> [SELECTED PASSAGE]:
────────────────────

Init_process_group times out without an error (ProcessGroupGloo)

Hi there,

I’m trying to add support to spread my batches across multiple NVIDIA GPU’s when training.
To do this I’ve followed PyTorch documentation outlining that I must start a process group. This is done like so:

dist.init_process_group(
    backend="gloo", 
    init_method="file:///C:/Users/thefi/Voice-Cloning-App-MGPU/distributed_logging",
    world_size=2, 
    timeout=datetime.timedelta(0, 180),
    rank=0
)

The distributed_logging file is generated but after 3 minutes I get the following error:

dist.init_process_group(\n  File \"C:\\Users\\thefi\\MiniConda3\\envs\\vc\\lib\\site-packages\\torch\\distributed\\distributed_c10d.py\", line 439, in init_process_group\n    _default_pg = _new_process_group_helper(\n  File \"C:\\Users\\thefi\\MiniConda3\\envs\\vc\\lib\\site-packages\\torch\\distributed\\distributed_c10d.py\", line 517, in _new_process_group_helper\n    pg = ProcessGroupGloo(\nRuntimeError: Wait timeout\n"}

Unfortunately, it does not specify why the timeout occurs.

────────────────────

> [LISTING]:
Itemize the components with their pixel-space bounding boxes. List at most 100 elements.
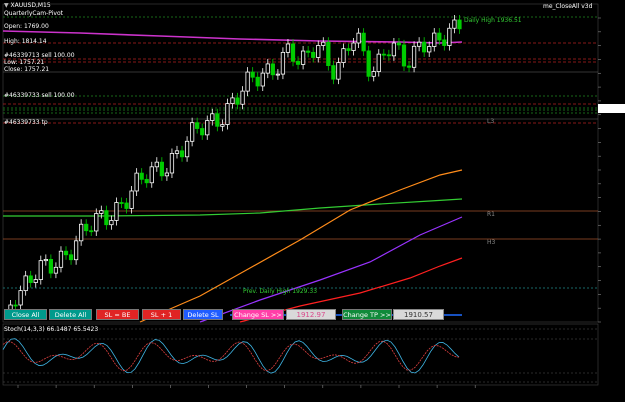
candle-body <box>220 124 225 127</box>
candle-body <box>33 279 38 283</box>
candle-body <box>174 150 180 154</box>
pivot-l3-label: L3 <box>487 118 495 125</box>
candle-body <box>28 275 33 283</box>
candle-body <box>159 161 164 177</box>
candle-body <box>346 48 351 51</box>
candle-body <box>225 103 230 125</box>
candle-body <box>134 172 139 192</box>
candle-body <box>295 60 301 65</box>
order-label-2: #46339733 sell 100.00 <box>4 92 75 99</box>
candle-body <box>391 42 397 57</box>
candle-body <box>245 71 250 92</box>
stoch-frame <box>2 323 599 386</box>
candle-body <box>68 254 74 261</box>
candle-body <box>376 53 381 72</box>
candle-body <box>351 42 356 51</box>
candle-body <box>447 27 452 46</box>
candle-body <box>124 202 129 209</box>
delete-all-button[interactable]: Delete All <box>49 309 92 320</box>
candle-body <box>285 43 291 53</box>
candle-body <box>280 51 286 75</box>
change-tp-button[interactable]: Change TP >> <box>342 309 392 320</box>
pivot-h3-label: H3 <box>487 239 496 246</box>
candle-body <box>265 63 270 74</box>
candle-body <box>437 32 442 41</box>
candle-body <box>53 266 59 274</box>
candle-body <box>311 51 316 58</box>
candle-body <box>195 122 200 129</box>
candle-body <box>270 63 275 76</box>
close-all-button[interactable]: Close All <box>4 309 47 320</box>
change-sl-button[interactable]: Change SL >> <box>232 309 284 320</box>
candle-body <box>457 19 462 30</box>
stoch-signal-line <box>2 340 460 372</box>
candle-body <box>386 54 391 57</box>
pivot-r1-label: R1 <box>487 211 495 218</box>
candle-body <box>154 161 159 168</box>
candle-body <box>230 97 235 104</box>
candle-body <box>235 97 240 105</box>
candle-body <box>114 202 119 221</box>
candle-body <box>432 32 437 47</box>
chart-symbol-icon: ▼ <box>4 2 9 9</box>
moving-averages <box>2 30 463 323</box>
candle-body <box>48 259 54 274</box>
candle-body <box>200 128 205 136</box>
candle-body <box>184 140 190 158</box>
candle-body <box>43 259 48 262</box>
candle-body <box>84 223 89 232</box>
candle-body <box>442 39 447 46</box>
candle-body <box>13 304 18 307</box>
candle-body <box>452 19 457 29</box>
indicator-label: QuarterlyCam-Pivot <box>4 10 63 17</box>
candle-body <box>306 50 311 53</box>
daily-high-label: Daily High 1936.51 <box>464 17 522 24</box>
candle-body <box>79 223 84 242</box>
ma-green <box>3 198 463 217</box>
delete-sl-button[interactable]: Delete SL <box>183 309 223 320</box>
candle-body <box>260 72 265 87</box>
candle-body <box>89 230 94 233</box>
candle-body <box>381 53 386 56</box>
candle-body <box>23 275 28 292</box>
candle-body <box>401 44 407 67</box>
ea-label: me_CloseAll v3d <box>543 3 593 10</box>
candle-body <box>18 290 23 306</box>
candle-body <box>144 178 149 184</box>
candle-body <box>179 150 185 158</box>
symbol-label: ▼ XAUUSD,M15 <box>4 2 51 9</box>
candle-body <box>94 213 99 232</box>
ma-magenta <box>2 30 463 44</box>
indicator-text: QuarterlyCam-Pivot <box>4 10 64 17</box>
prev-daily-high-label: Prev. Daily High 1929.33 <box>243 288 318 295</box>
candle-body <box>205 120 210 136</box>
candle-body <box>336 62 341 80</box>
level-lines <box>3 16 598 316</box>
ohlc-open: Open: 1769.00 <box>4 23 49 30</box>
order-label-3: #46339733 tp <box>4 119 48 126</box>
candle-body <box>422 41 427 53</box>
candle-body <box>255 76 260 87</box>
symbol-text: XAUUSD,M15 <box>10 2 51 9</box>
sl-value-field[interactable]: 1912.97 <box>286 309 336 320</box>
tp-value-field[interactable]: 1910.57 <box>393 309 444 320</box>
candle-body <box>164 172 170 177</box>
candle-body <box>275 73 280 76</box>
candle-body <box>411 45 417 68</box>
stochastic-panel <box>2 328 598 383</box>
candles <box>8 15 462 318</box>
ma-violet <box>199 216 463 323</box>
order-label-1: #46339713 sell 100.00 <box>4 52 75 59</box>
candle-body <box>240 90 245 105</box>
sl-plus-one-button[interactable]: SL + 1 <box>142 309 181 320</box>
sl-breakeven-button[interactable]: SL = BE <box>96 309 139 320</box>
stoch-label: Stoch(14,3,3) 66.1487 65.5423 <box>4 326 99 333</box>
candle-body <box>356 32 361 44</box>
candle-body <box>361 32 366 52</box>
axes <box>17 17 625 388</box>
price-chart[interactable] <box>0 0 625 402</box>
candle-body <box>416 41 422 47</box>
ma-orange <box>139 169 463 323</box>
candle-body <box>341 48 346 63</box>
candle-body <box>129 190 134 209</box>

────────────────────

> [OBJECTIVE]:
Continue the forum post above on the init_process_group timeout with the Gloo backend, beginning right after its last sentence.

> [EXPECTED OUTPUT]:
Other things to note:

  1. This training process is being imported as a function in a Thread and not run from the command line
  2. This is on windows, therefore I can only use gloo as the backend

If you are using world_size=2, you need two processes (one with rank 0 and one with rank 1) otherwise with a single process you will see a timeout caused due to the system waiting for one missing process.

Could you elaborate on what you mean. Do you mean I need to running instances of this code in different processes?

Do you mean I need to running instances of this code in different processes?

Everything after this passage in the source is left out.